◆ Work required
Go through the listing below and list every line with "Atrašanās".

+++ Data to process +++

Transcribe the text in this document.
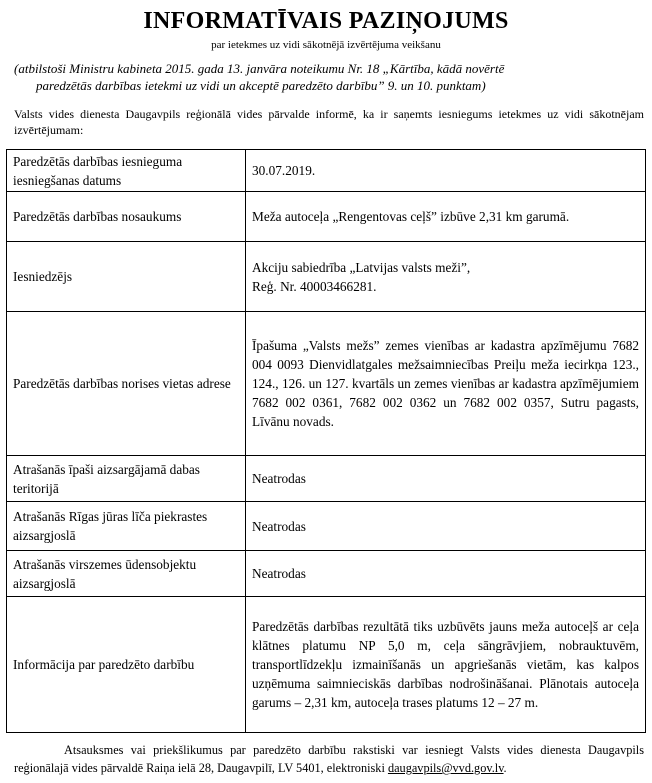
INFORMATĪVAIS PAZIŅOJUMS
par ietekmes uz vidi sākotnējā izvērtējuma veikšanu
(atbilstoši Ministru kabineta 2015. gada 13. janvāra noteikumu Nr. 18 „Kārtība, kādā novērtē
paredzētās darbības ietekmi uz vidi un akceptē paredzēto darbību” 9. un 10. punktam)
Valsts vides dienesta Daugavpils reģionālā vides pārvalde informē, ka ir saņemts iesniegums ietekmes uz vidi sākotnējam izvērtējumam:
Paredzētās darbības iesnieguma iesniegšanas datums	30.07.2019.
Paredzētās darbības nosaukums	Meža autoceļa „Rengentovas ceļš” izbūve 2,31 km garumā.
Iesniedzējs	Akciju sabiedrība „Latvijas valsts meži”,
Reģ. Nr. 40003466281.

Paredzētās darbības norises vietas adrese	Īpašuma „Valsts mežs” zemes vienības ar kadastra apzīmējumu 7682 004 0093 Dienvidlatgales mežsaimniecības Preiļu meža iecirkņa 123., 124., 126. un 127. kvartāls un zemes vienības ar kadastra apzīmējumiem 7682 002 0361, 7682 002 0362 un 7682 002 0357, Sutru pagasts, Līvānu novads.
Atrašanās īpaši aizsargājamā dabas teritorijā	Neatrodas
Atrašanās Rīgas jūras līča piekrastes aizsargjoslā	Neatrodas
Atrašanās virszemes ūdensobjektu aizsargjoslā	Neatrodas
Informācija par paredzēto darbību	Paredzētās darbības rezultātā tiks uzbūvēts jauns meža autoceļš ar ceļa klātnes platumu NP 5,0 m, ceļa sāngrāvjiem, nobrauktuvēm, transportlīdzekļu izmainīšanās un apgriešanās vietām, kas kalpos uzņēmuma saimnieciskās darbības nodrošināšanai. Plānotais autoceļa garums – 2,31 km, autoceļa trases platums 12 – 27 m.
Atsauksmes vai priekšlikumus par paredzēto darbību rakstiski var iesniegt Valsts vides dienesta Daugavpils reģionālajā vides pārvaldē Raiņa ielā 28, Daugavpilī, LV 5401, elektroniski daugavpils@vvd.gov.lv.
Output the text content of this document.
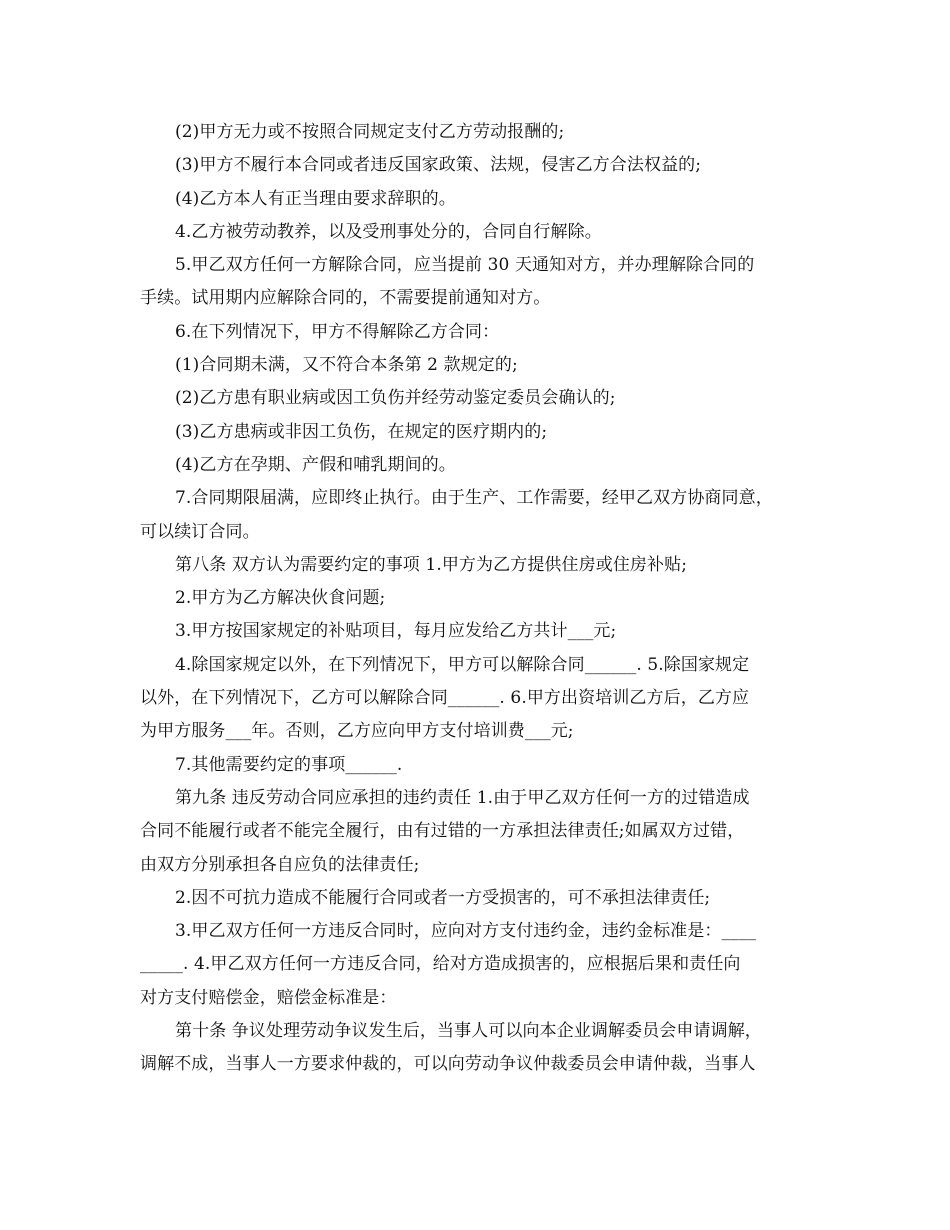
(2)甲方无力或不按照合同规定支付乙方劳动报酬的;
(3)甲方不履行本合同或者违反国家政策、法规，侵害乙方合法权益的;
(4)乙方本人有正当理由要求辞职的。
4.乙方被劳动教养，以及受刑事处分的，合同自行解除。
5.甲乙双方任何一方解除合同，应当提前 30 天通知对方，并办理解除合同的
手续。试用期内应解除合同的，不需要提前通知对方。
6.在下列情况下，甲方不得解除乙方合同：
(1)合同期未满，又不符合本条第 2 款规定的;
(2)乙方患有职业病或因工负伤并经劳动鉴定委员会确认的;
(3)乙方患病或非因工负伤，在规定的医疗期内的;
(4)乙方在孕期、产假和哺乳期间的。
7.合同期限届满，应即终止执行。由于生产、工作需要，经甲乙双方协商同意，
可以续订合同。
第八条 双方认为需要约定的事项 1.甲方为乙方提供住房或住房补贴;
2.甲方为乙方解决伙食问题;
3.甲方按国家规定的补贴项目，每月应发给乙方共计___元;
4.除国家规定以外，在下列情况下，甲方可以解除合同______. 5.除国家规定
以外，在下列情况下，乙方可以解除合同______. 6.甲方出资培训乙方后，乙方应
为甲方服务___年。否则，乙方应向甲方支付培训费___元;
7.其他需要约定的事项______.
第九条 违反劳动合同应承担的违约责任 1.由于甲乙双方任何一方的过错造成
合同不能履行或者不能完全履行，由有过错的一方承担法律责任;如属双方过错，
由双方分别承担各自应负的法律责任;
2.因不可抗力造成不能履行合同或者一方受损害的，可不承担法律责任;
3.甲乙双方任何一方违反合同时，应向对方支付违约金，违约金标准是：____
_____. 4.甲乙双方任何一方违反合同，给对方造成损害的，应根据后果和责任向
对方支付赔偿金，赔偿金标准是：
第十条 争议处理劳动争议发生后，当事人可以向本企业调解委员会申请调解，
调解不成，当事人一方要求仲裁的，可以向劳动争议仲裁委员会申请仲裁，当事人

+++

◆ Complete output
Atrašanās īpaši aizsargājamā dabas teritorijā	Neatrodas
Atrašanās Rīgas jūras līča piekrastes aizsargjoslā	Neatrodas
Atrašanās virszemes ūdensobjektu aizsargjoslā	Neatrodas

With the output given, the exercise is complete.